* TASK PROMPT
Omit every picture, then give all the entries again exactly.

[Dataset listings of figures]
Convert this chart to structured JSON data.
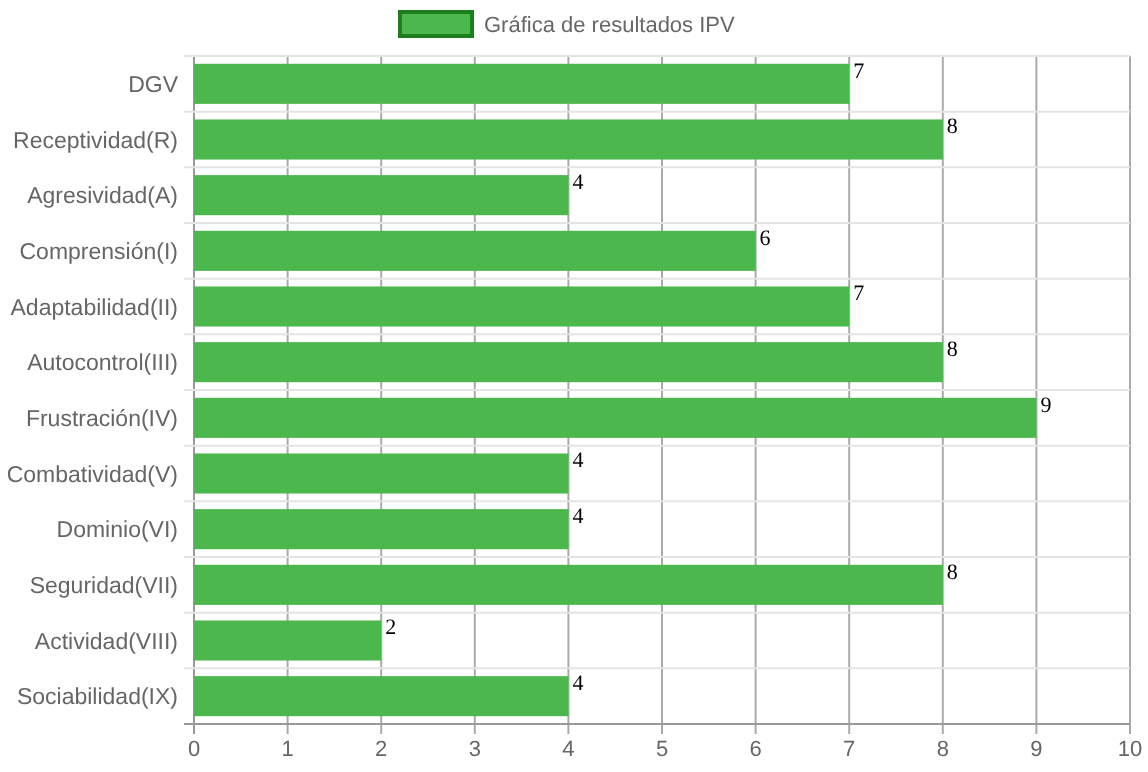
{
  "chart_data": {
    "type": "bar",
    "orientation": "horizontal",
    "categories": [
      "DGV",
      "Receptividad(R)",
      "Agresividad(A)",
      "Comprensión(I)",
      "Adaptabilidad(II)",
      "Autocontrol(III)",
      "Frustración(IV)",
      "Combatividad(V)",
      "Dominio(VI)",
      "Seguridad(VII)",
      "Actividad(VIII)",
      "Sociabilidad(IX)"
    ],
    "series": [
      {
        "name": "Gráfica de resultados IPV",
        "color": "#4cb74c",
        "values": [
          7,
          8,
          4,
          6,
          7,
          8,
          9,
          4,
          4,
          8,
          2,
          4
        ]
      }
    ],
    "xlim": [
      0,
      10
    ],
    "xticks": [
      0,
      1,
      2,
      3,
      4,
      5,
      6,
      7,
      8,
      9,
      10
    ],
    "grid": true,
    "legend": "top",
    "data_labels": true
  }
}
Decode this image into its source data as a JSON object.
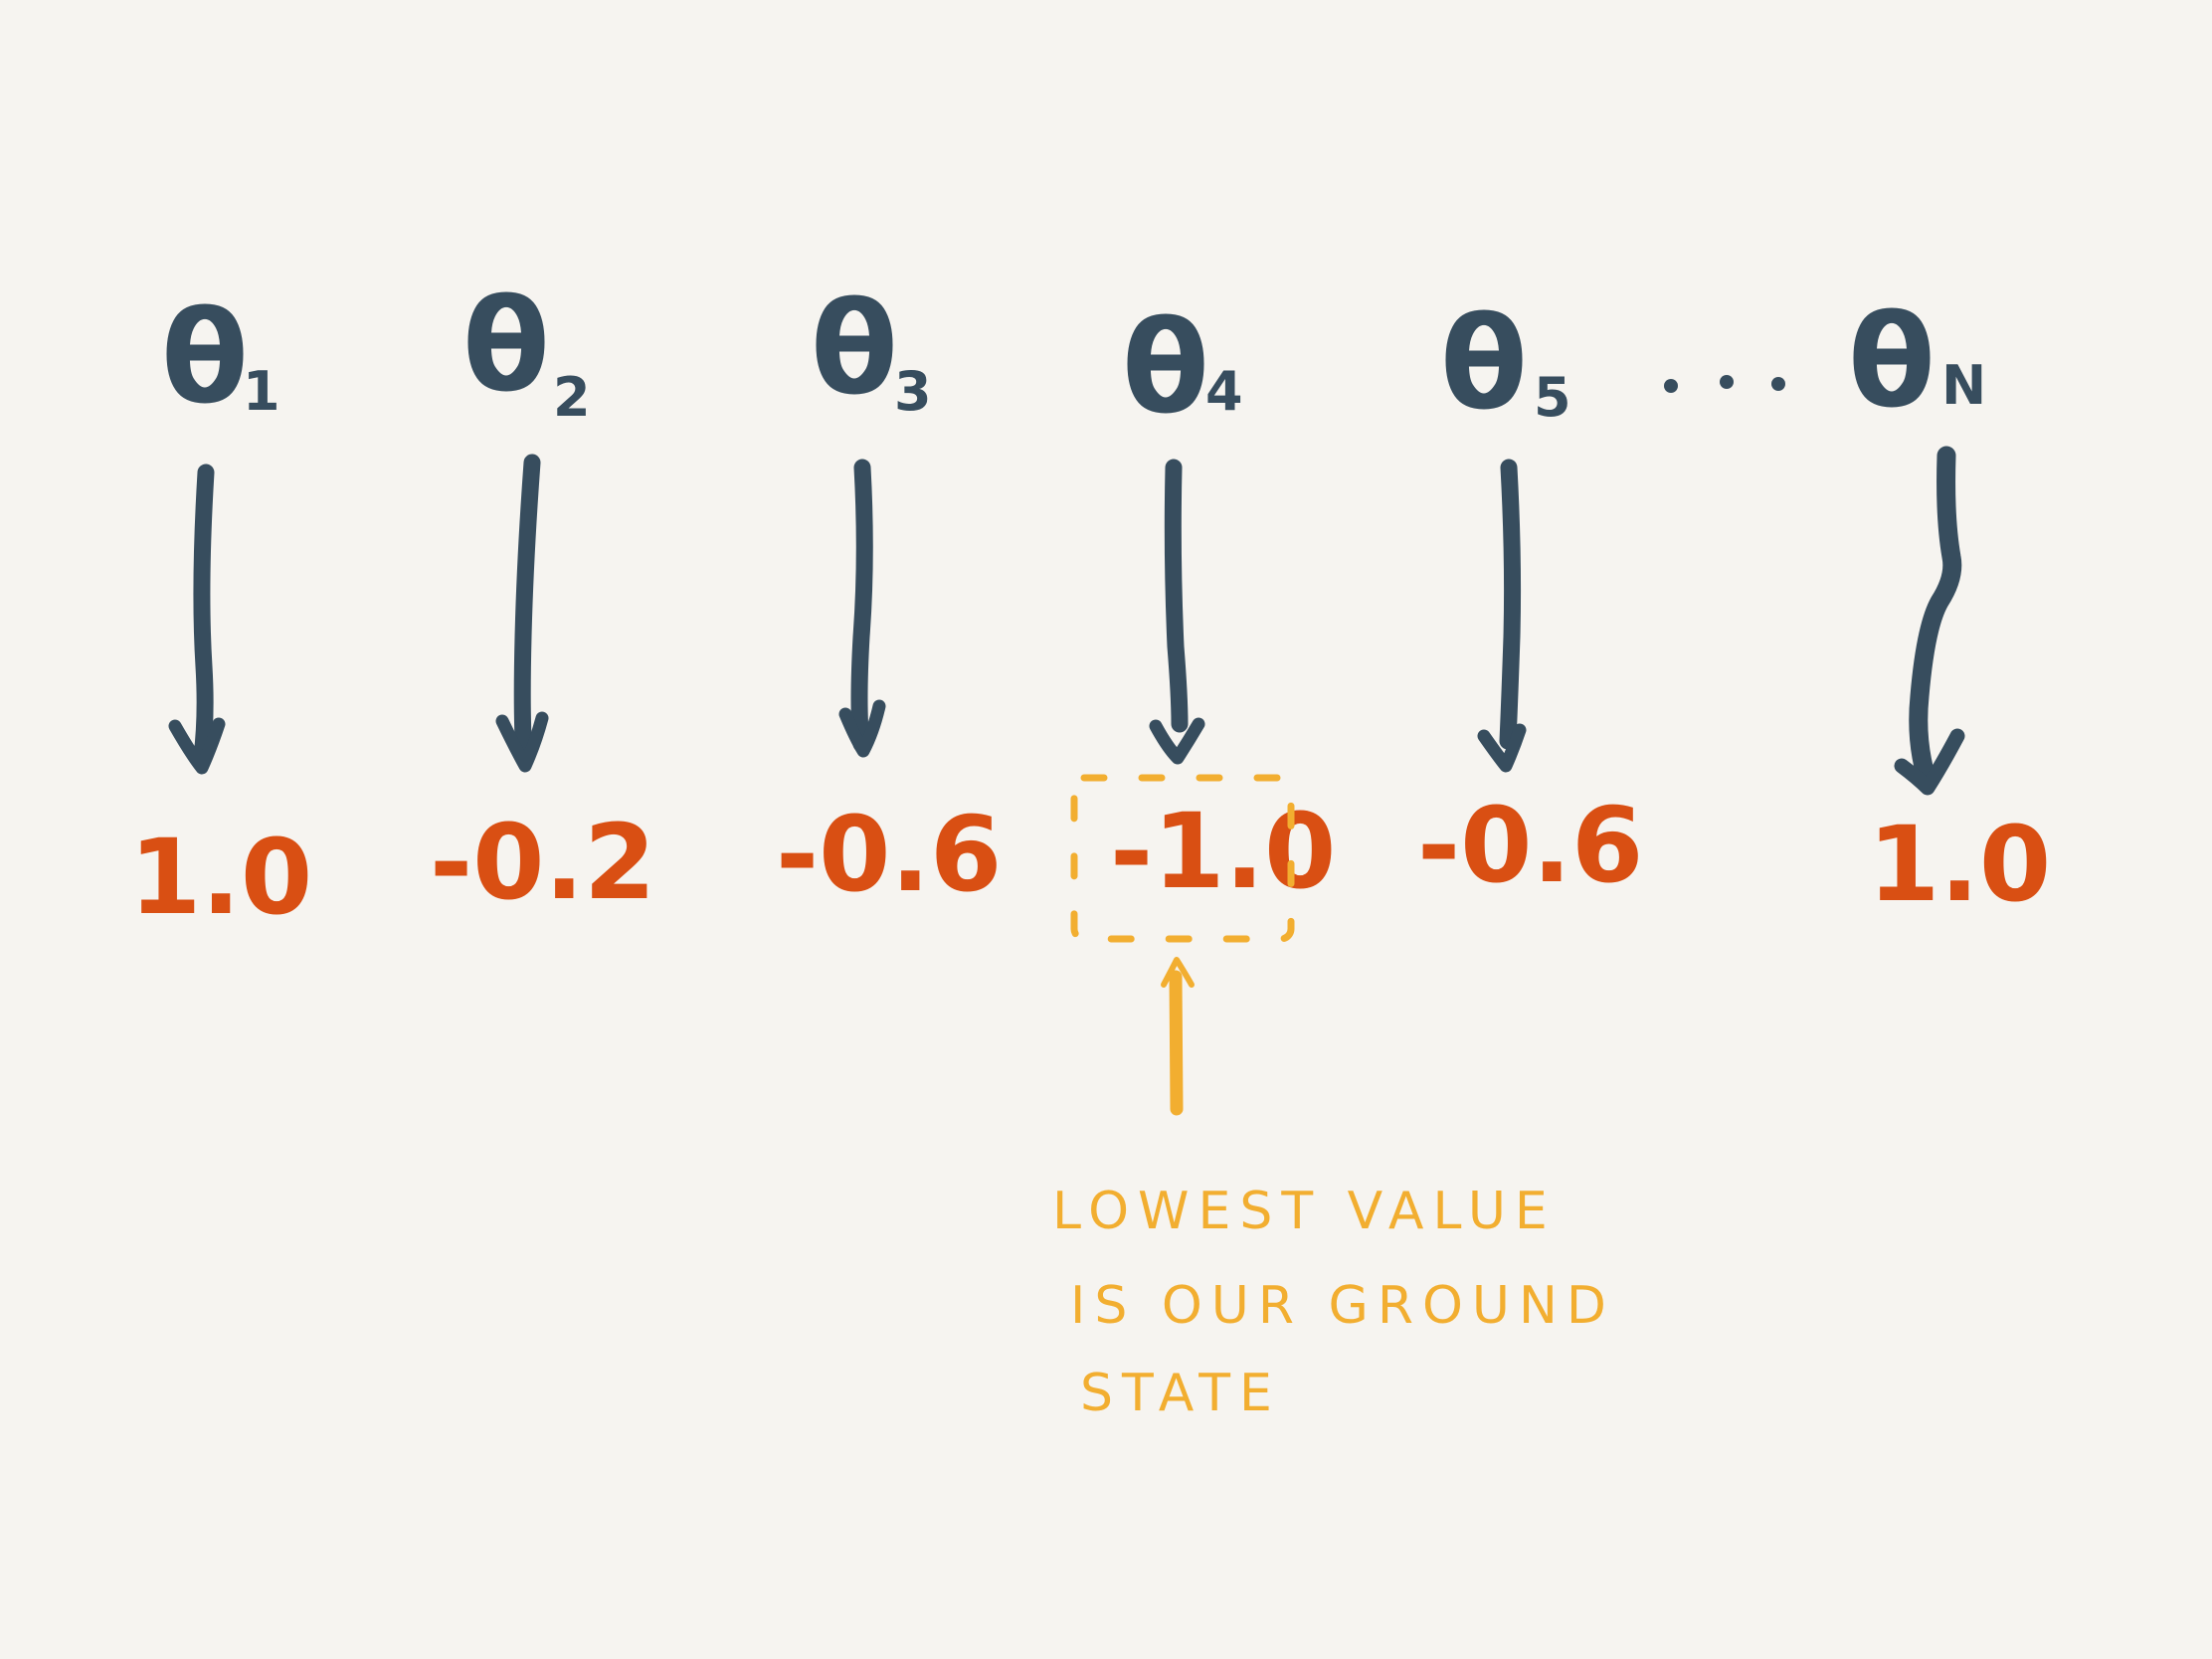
{
  "colors": {
    "background": "#f6f4f0",
    "parameter": "#374d5e",
    "value": "#d94f13",
    "highlight": "#f2ae30"
  },
  "parameters": [
    {
      "symbol": "θ",
      "subscript": "1"
    },
    {
      "symbol": "θ",
      "subscript": "2"
    },
    {
      "symbol": "θ",
      "subscript": "3"
    },
    {
      "symbol": "θ",
      "subscript": "4"
    },
    {
      "symbol": "θ",
      "subscript": "5"
    },
    {
      "symbol": "θ",
      "subscript": "N"
    }
  ],
  "ellipsis": "...",
  "values": [
    "1.0",
    "-0.2",
    "-0.6",
    "-1.0",
    "-0.6",
    "1.0"
  ],
  "highlighted_index": 3,
  "annotation": {
    "lines": [
      "LOWEST VALUE",
      "IS OUR GROUND",
      "STATE"
    ]
  }
}
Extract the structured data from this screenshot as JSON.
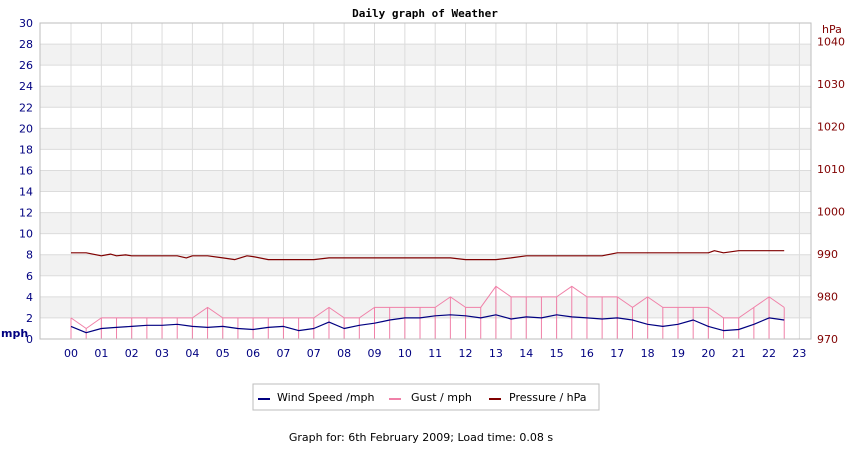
{
  "chart_data": {
    "type": "line",
    "title": "Daily graph of Weather",
    "ylabel_left": "mph",
    "ylabel_right": "hPa",
    "ylim_left": [
      0,
      30
    ],
    "ylim_right": [
      970,
      1044.4
    ],
    "y_ticks_left": [
      "0",
      "2",
      "4",
      "6",
      "8",
      "10",
      "12",
      "14",
      "16",
      "18",
      "20",
      "22",
      "24",
      "26",
      "28",
      "30"
    ],
    "y_ticks_right": [
      "970",
      "980",
      "990",
      "1000",
      "1010",
      "1020",
      "1030",
      "1040"
    ],
    "x_tick_labels": [
      "00",
      "01",
      "02",
      "03",
      "04",
      "05",
      "06",
      "07",
      "07",
      "08",
      "09",
      "10",
      "11",
      "12",
      "13",
      "14",
      "15",
      "16",
      "17",
      "18",
      "19",
      "20",
      "21",
      "22",
      "23"
    ],
    "grid": true,
    "legend_position": "bottom-center",
    "series": [
      {
        "name": "Wind Speed /mph",
        "axis": "left",
        "color": "#000080",
        "x": [
          0,
          0.5,
          1,
          1.5,
          2,
          2.5,
          3,
          3.5,
          4,
          4.5,
          5,
          5.5,
          6,
          6.5,
          7,
          7.5,
          8,
          8.5,
          9,
          9.5,
          10,
          10.5,
          11,
          11.5,
          12,
          12.5,
          13,
          13.5,
          14,
          14.5,
          15,
          15.5,
          16,
          16.5,
          17,
          17.5,
          18,
          18.5,
          19,
          19.5,
          20,
          20.5,
          21,
          21.5,
          22,
          22.5,
          23,
          23.5
        ],
        "values": [
          1.2,
          0.6,
          1.0,
          1.1,
          1.2,
          1.3,
          1.3,
          1.4,
          1.2,
          1.1,
          1.2,
          1.0,
          0.9,
          1.1,
          1.2,
          0.8,
          1.0,
          1.6,
          1.0,
          1.3,
          1.5,
          1.8,
          2.0,
          2.0,
          2.2,
          2.3,
          2.2,
          2.0,
          2.3,
          1.9,
          2.1,
          2.0,
          2.3,
          2.1,
          2.0,
          1.9,
          2.0,
          1.8,
          1.4,
          1.2,
          1.4,
          1.8,
          1.2,
          0.8,
          0.9,
          1.4,
          2.0,
          1.8
        ]
      },
      {
        "name": "Gust / mph",
        "axis": "left",
        "color": "#f080a8",
        "x": [
          0,
          0.5,
          1,
          1.5,
          2,
          2.5,
          3,
          3.5,
          4,
          4.5,
          5,
          5.5,
          6,
          6.5,
          7,
          7.5,
          8,
          8.5,
          9,
          9.5,
          10,
          10.5,
          11,
          11.5,
          12,
          12.5,
          13,
          13.5,
          14,
          14.5,
          15,
          15.5,
          16,
          16.5,
          17,
          17.5,
          18,
          18.5,
          19,
          19.5,
          20,
          20.5,
          21,
          21.5,
          22,
          22.5,
          23,
          23.5
        ],
        "values": [
          2,
          1,
          2,
          2,
          2,
          2,
          2,
          2,
          2,
          3,
          2,
          2,
          2,
          2,
          2,
          2,
          2,
          3,
          2,
          2,
          3,
          3,
          3,
          3,
          3,
          4,
          3,
          3,
          5,
          4,
          4,
          4,
          4,
          5,
          4,
          4,
          4,
          3,
          4,
          3,
          3,
          3,
          3,
          2,
          2,
          3,
          4,
          3
        ]
      },
      {
        "name": "Pressure / hPa",
        "axis": "right",
        "color": "#800000",
        "x": [
          0,
          0.5,
          1,
          1.3,
          1.5,
          1.8,
          2,
          2.5,
          3,
          3.5,
          3.8,
          4,
          4.5,
          5,
          5.4,
          5.8,
          6,
          6.5,
          7,
          7.5,
          8,
          8.5,
          9,
          10,
          11,
          12,
          12.5,
          13,
          13.5,
          14,
          14.5,
          15,
          16,
          17,
          17.5,
          18,
          19,
          20,
          20.5,
          21,
          21.2,
          21.5,
          22,
          23,
          23.5
        ],
        "values": [
          990.3,
          990.3,
          989.6,
          990.0,
          989.6,
          989.8,
          989.6,
          989.6,
          989.6,
          989.6,
          989.1,
          989.6,
          989.6,
          989.1,
          988.7,
          989.6,
          989.4,
          988.7,
          988.7,
          988.7,
          988.7,
          989.1,
          989.1,
          989.1,
          989.1,
          989.1,
          989.1,
          988.7,
          988.7,
          988.7,
          989.1,
          989.6,
          989.6,
          989.6,
          989.6,
          990.3,
          990.3,
          990.3,
          990.3,
          990.3,
          990.8,
          990.3,
          990.8,
          990.8,
          990.8
        ]
      }
    ]
  },
  "footer": {
    "text": "Graph for: 6th February 2009; Load time: 0.08 s"
  }
}
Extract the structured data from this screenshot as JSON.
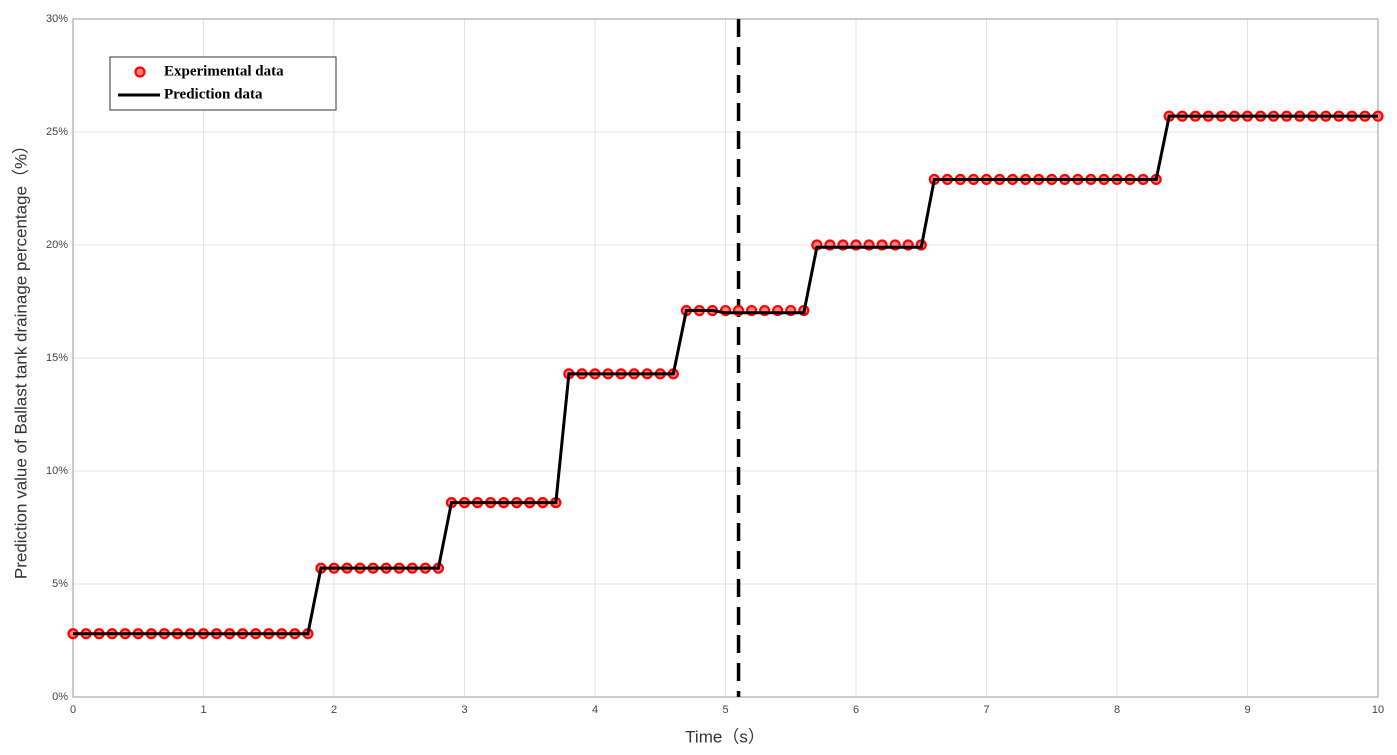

* SOLUTION BELOW
Convert this chart to structured JSON data.
{
  "chart_data": {
    "type": "bar",
    "orientation": "horizontal",
    "categories": [
      "DGV",
      "Receptividad(R)",
      "Agresividad(A)",
      "Comprensión(I)",
      "Adaptabilidad(II)",
      "Autocontrol(III)",
      "Frustración(IV)",
      "Combatividad(V)",
      "Dominio(VI)",
      "Seguridad(VII)",
      "Actividad(VIII)",
      "Sociabilidad(IX)"
    ],
    "series": [
      {
        "name": "Gráfica de resultados IPV",
        "color": "#4cb74c",
        "values": [
          7,
          8,
          4,
          6,
          7,
          8,
          9,
          4,
          4,
          8,
          2,
          4
        ]
      }
    ],
    "xlim": [
      0,
      10
    ],
    "xticks": [
      0,
      1,
      2,
      3,
      4,
      5,
      6,
      7,
      8,
      9,
      10
    ],
    "grid": true,
    "legend": "top",
    "data_labels": true
  }
}
Decode this image into its source data as a JSON object.
{
  "colors": {
    "background": "#f6f4f0",
    "parameter": "#374d5e",
    "value": "#d94f13",
    "highlight": "#f2ae30"
  },
  "parameters": [
    {
      "symbol": "θ",
      "subscript": "1"
    },
    {
      "symbol": "θ",
      "subscript": "2"
    },
    {
      "symbol": "θ",
      "subscript": "3"
    },
    {
      "symbol": "θ",
      "subscript": "4"
    },
    {
      "symbol": "θ",
      "subscript": "5"
    },
    {
      "symbol": "θ",
      "subscript": "N"
    }
  ],
  "ellipsis": "...",
  "values": [
    "1.0",
    "-0.2",
    "-0.6",
    "-1.0",
    "-0.6",
    "1.0"
  ],
  "highlighted_index": 3,
  "annotation": {
    "lines": [
      "LOWEST VALUE",
      "IS OUR GROUND",
      "STATE"
    ]
  }
}
Extract the structured data from this screenshot as JSON.
{
  "chart_data": {
    "type": "line",
    "title": "Daily graph of Weather",
    "ylabel_left": "mph",
    "ylabel_right": "hPa",
    "ylim_left": [
      0,
      30
    ],
    "ylim_right": [
      970,
      1044.4
    ],
    "y_ticks_left": [
      "0",
      "2",
      "4",
      "6",
      "8",
      "10",
      "12",
      "14",
      "16",
      "18",
      "20",
      "22",
      "24",
      "26",
      "28",
      "30"
    ],
    "y_ticks_right": [
      "970",
      "980",
      "990",
      "1000",
      "1010",
      "1020",
      "1030",
      "1040"
    ],
    "x_tick_labels": [
      "00",
      "01",
      "02",
      "03",
      "04",
      "05",
      "06",
      "07",
      "07",
      "08",
      "09",
      "10",
      "11",
      "12",
      "13",
      "14",
      "15",
      "16",
      "17",
      "18",
      "19",
      "20",
      "21",
      "22",
      "23"
    ],
    "grid": true,
    "legend_position": "bottom-center",
    "series": [
      {
        "name": "Wind Speed /mph",
        "axis": "left",
        "color": "#000080",
        "x": [
          0,
          0.5,
          1,
          1.5,
          2,
          2.5,
          3,
          3.5,
          4,
          4.5,
          5,
          5.5,
          6,
          6.5,
          7,
          7.5,
          8,
          8.5,
          9,
          9.5,
          10,
          10.5,
          11,
          11.5,
          12,
          12.5,
          13,
          13.5,
          14,
          14.5,
          15,
          15.5,
          16,
          16.5,
          17,
          17.5,
          18,
          18.5,
          19,
          19.5,
          20,
          20.5,
          21,
          21.5,
          22,
          22.5,
          23,
          23.5
        ],
        "values": [
          1.2,
          0.6,
          1.0,
          1.1,
          1.2,
          1.3,
          1.3,
          1.4,
          1.2,
          1.1,
          1.2,
          1.0,
          0.9,
          1.1,
          1.2,
          0.8,
          1.0,
          1.6,
          1.0,
          1.3,
          1.5,
          1.8,
          2.0,
          2.0,
          2.2,
          2.3,
          2.2,
          2.0,
          2.3,
          1.9,
          2.1,
          2.0,
          2.3,
          2.1,
          2.0,
          1.9,
          2.0,
          1.8,
          1.4,
          1.2,
          1.4,
          1.8,
          1.2,
          0.8,
          0.9,
          1.4,
          2.0,
          1.8
        ]
      },
      {
        "name": "Gust / mph",
        "axis": "left",
        "color": "#f080a8",
        "x": [
          0,
          0.5,
          1,
          1.5,
          2,
          2.5,
          3,
          3.5,
          4,
          4.5,
          5,
          5.5,
          6,
          6.5,
          7,
          7.5,
          8,
          8.5,
          9,
          9.5,
          10,
          10.5,
          11,
          11.5,
          12,
          12.5,
          13,
          13.5,
          14,
          14.5,
          15,
          15.5,
          16,
          16.5,
          17,
          17.5,
          18,
          18.5,
          19,
          19.5,
          20,
          20.5,
          21,
          21.5,
          22,
          22.5,
          23,
          23.5
        ],
        "values": [
          2,
          1,
          2,
          2,
          2,
          2,
          2,
          2,
          2,
          3,
          2,
          2,
          2,
          2,
          2,
          2,
          2,
          3,
          2,
          2,
          3,
          3,
          3,
          3,
          3,
          4,
          3,
          3,
          5,
          4,
          4,
          4,
          4,
          5,
          4,
          4,
          4,
          3,
          4,
          3,
          3,
          3,
          3,
          2,
          2,
          3,
          4,
          3
        ]
      },
      {
        "name": "Pressure / hPa",
        "axis": "right",
        "color": "#800000",
        "x": [
          0,
          0.5,
          1,
          1.3,
          1.5,
          1.8,
          2,
          2.5,
          3,
          3.5,
          3.8,
          4,
          4.5,
          5,
          5.4,
          5.8,
          6,
          6.5,
          7,
          7.5,
          8,
          8.5,
          9,
          10,
          11,
          12,
          12.5,
          13,
          13.5,
          14,
          14.5,
          15,
          16,
          17,
          17.5,
          18,
          19,
          20,
          20.5,
          21,
          21.2,
          21.5,
          22,
          23,
          23.5
        ],
        "values": [
          990.3,
          990.3,
          989.6,
          990.0,
          989.6,
          989.8,
          989.6,
          989.6,
          989.6,
          989.6,
          989.1,
          989.6,
          989.6,
          989.1,
          988.7,
          989.6,
          989.4,
          988.7,
          988.7,
          988.7,
          988.7,
          989.1,
          989.1,
          989.1,
          989.1,
          989.1,
          989.1,
          988.7,
          988.7,
          988.7,
          989.1,
          989.6,
          989.6,
          989.6,
          989.6,
          990.3,
          990.3,
          990.3,
          990.3,
          990.3,
          990.8,
          990.3,
          990.8,
          990.8,
          990.8
        ]
      }
    ]
  },
  "footer": {
    "text": "Graph for: 6th February 2009; Load time: 0.08 s"
  }
}
Extract the structured data from this screenshot as JSON.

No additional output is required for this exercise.